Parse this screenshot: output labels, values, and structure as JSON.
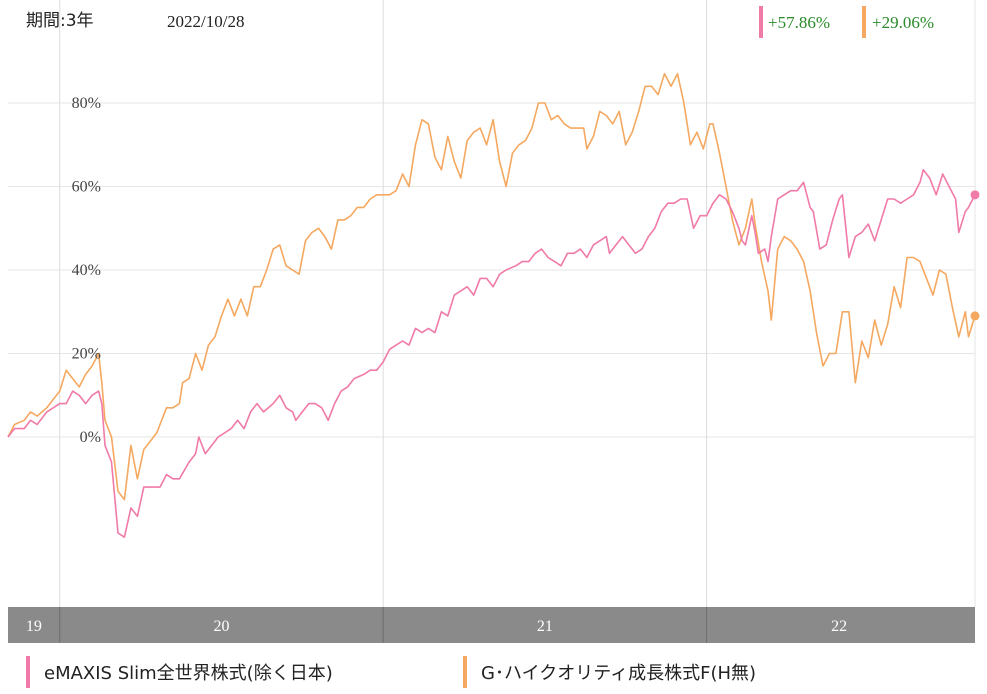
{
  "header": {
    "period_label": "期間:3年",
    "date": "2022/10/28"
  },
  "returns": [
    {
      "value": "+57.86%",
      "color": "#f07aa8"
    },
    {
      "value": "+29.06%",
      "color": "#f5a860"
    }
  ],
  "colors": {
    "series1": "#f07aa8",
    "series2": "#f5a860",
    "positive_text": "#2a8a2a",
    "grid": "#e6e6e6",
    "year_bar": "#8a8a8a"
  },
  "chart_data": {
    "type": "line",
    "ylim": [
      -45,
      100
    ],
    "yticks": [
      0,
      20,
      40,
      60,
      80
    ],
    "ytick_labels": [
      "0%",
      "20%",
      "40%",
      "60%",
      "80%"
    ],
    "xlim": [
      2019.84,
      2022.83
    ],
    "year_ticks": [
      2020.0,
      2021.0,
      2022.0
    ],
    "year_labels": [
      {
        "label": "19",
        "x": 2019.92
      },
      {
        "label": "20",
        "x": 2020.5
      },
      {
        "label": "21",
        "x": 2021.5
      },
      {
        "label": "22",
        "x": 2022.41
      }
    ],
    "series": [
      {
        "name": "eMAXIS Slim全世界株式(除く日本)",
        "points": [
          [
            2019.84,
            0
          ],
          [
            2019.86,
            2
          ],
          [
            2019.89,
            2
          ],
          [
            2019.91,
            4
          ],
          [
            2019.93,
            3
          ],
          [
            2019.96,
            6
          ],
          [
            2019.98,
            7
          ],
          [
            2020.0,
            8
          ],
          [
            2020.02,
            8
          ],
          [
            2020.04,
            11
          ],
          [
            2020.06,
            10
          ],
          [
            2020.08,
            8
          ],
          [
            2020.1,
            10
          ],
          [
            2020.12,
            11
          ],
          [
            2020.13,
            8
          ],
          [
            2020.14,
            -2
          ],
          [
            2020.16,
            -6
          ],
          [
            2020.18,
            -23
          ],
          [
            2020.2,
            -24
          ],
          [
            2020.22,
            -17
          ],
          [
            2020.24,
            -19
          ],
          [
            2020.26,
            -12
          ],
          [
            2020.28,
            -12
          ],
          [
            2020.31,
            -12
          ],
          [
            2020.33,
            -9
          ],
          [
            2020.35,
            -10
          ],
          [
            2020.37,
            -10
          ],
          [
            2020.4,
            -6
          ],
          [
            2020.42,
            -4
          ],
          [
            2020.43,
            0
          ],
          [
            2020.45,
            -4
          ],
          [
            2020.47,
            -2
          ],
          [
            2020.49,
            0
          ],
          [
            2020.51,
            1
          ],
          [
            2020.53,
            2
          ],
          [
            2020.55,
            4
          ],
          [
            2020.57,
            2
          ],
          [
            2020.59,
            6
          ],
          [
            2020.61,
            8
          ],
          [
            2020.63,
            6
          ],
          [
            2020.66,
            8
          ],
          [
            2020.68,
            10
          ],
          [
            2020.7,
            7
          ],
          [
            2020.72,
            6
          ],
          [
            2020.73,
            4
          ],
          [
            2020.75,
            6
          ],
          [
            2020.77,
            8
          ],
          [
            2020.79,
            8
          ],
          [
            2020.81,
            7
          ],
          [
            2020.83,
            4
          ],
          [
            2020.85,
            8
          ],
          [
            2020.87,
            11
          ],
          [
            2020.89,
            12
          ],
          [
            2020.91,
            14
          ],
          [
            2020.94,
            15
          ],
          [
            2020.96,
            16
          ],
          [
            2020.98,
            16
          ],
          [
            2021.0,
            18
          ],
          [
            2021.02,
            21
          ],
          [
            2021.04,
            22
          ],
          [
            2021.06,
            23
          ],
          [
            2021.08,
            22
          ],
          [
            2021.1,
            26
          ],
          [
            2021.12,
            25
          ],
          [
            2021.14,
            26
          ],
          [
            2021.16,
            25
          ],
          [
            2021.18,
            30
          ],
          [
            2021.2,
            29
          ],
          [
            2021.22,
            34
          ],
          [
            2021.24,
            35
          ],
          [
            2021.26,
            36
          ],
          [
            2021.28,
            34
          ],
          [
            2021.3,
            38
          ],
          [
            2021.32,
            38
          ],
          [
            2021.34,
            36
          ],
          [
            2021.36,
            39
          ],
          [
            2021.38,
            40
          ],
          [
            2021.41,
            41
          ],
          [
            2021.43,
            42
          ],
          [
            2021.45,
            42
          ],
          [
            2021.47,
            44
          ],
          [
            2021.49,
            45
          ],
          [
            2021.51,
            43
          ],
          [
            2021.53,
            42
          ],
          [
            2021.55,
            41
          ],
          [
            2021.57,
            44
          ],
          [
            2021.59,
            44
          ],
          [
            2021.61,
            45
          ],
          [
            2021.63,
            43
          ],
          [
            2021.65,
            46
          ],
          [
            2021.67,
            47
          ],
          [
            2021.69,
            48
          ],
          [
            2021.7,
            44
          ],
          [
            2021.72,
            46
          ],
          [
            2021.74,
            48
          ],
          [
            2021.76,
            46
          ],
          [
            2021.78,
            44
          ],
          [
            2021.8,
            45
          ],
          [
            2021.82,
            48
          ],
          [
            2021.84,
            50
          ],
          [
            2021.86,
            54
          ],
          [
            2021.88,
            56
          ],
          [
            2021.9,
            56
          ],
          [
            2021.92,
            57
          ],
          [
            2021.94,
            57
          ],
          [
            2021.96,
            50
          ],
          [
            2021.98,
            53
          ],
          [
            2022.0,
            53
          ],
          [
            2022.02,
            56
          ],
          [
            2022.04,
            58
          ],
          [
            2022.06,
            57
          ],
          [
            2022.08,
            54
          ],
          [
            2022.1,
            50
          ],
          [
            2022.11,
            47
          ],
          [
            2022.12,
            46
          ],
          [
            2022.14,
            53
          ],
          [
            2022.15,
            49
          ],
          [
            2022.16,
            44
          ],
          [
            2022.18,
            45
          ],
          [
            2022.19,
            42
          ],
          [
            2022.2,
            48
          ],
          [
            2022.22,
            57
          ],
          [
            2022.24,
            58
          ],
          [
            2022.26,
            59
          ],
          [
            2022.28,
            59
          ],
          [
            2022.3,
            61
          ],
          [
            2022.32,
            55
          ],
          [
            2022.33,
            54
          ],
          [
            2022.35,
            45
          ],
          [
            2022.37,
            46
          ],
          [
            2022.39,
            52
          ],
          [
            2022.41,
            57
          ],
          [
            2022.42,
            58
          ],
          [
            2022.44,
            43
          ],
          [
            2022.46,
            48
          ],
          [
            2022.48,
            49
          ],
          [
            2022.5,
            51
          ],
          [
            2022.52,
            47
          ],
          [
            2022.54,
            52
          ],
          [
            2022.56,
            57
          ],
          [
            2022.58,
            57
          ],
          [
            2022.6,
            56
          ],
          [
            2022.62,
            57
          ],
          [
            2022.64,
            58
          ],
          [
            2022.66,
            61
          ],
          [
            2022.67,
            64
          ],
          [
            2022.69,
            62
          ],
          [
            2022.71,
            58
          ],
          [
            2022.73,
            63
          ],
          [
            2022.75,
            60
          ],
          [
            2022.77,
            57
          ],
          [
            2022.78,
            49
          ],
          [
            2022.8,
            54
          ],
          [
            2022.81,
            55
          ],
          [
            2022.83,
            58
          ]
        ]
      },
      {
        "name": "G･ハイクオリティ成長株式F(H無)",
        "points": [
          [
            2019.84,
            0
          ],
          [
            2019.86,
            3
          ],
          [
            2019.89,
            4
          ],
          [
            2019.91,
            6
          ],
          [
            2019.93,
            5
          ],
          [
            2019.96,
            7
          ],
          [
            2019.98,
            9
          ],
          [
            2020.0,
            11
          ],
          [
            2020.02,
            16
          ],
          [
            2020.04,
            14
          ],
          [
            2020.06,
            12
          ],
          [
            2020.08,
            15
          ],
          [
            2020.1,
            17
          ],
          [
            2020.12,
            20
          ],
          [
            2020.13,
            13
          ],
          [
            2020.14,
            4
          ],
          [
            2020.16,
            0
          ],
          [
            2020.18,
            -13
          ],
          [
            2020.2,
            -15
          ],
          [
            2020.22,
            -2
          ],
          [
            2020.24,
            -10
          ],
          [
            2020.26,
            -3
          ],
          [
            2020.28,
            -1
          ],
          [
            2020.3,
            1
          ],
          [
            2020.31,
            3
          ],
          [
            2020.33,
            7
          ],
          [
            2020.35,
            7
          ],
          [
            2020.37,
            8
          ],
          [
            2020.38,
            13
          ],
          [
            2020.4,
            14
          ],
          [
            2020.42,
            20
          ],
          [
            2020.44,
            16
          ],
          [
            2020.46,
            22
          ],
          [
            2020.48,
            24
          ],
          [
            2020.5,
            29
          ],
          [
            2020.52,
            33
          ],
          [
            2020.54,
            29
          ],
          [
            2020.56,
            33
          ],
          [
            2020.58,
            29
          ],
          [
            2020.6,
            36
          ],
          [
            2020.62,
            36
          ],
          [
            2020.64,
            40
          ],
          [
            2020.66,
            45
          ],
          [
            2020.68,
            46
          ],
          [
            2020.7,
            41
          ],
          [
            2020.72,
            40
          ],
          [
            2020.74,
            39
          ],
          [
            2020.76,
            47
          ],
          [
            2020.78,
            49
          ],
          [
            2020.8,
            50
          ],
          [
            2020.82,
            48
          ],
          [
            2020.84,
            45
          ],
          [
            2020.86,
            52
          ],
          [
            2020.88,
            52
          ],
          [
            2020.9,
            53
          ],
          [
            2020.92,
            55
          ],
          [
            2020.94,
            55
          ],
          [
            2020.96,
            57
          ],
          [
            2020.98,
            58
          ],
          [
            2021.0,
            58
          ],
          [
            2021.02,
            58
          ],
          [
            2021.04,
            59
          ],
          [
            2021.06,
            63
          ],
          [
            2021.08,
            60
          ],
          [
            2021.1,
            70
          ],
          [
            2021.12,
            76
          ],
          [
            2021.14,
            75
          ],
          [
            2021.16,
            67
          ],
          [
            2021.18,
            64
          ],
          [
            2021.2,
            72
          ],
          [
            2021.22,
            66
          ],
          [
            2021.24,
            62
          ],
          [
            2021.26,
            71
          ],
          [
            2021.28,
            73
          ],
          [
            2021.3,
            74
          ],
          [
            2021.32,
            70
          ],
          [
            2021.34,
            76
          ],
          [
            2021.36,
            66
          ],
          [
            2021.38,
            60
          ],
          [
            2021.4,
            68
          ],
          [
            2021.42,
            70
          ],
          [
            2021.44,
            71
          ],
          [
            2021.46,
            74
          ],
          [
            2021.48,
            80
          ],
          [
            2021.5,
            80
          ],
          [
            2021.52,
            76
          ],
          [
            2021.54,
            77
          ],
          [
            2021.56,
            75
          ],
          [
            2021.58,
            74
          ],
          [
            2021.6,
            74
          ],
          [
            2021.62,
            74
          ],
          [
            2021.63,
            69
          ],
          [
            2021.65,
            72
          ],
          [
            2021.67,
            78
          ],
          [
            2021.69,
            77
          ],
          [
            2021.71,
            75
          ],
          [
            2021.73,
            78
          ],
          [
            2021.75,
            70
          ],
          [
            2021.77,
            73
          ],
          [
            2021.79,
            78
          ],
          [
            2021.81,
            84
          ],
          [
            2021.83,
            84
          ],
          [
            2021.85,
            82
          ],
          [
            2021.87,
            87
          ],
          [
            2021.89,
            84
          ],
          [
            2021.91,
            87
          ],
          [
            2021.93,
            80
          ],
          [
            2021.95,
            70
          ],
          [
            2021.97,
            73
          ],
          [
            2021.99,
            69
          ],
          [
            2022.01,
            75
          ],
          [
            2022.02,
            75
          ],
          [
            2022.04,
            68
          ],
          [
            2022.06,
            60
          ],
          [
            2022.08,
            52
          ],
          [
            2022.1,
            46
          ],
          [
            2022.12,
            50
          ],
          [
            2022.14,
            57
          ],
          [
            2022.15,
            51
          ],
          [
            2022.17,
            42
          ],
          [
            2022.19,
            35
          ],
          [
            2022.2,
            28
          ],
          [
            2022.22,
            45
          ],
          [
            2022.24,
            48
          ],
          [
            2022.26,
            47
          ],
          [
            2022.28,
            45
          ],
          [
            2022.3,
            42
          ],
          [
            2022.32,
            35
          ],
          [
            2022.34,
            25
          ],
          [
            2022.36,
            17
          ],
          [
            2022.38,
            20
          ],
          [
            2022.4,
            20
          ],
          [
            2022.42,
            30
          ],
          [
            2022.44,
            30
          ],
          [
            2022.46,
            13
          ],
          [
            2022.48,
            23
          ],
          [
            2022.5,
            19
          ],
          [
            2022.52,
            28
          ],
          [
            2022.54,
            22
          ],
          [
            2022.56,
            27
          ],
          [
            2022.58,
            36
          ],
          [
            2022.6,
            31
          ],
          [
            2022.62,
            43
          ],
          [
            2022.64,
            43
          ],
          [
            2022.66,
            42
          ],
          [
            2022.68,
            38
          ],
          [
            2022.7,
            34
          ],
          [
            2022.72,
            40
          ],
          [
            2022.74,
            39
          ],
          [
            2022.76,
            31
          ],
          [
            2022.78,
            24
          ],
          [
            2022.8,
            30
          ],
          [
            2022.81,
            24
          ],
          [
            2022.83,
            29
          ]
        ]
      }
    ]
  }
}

- **TASK REQUIREMENTS**
Among these entries, how many lines include the string "name"? Reply with the number by itself.

- **RESPONSE TO THIS EXERCISE**
2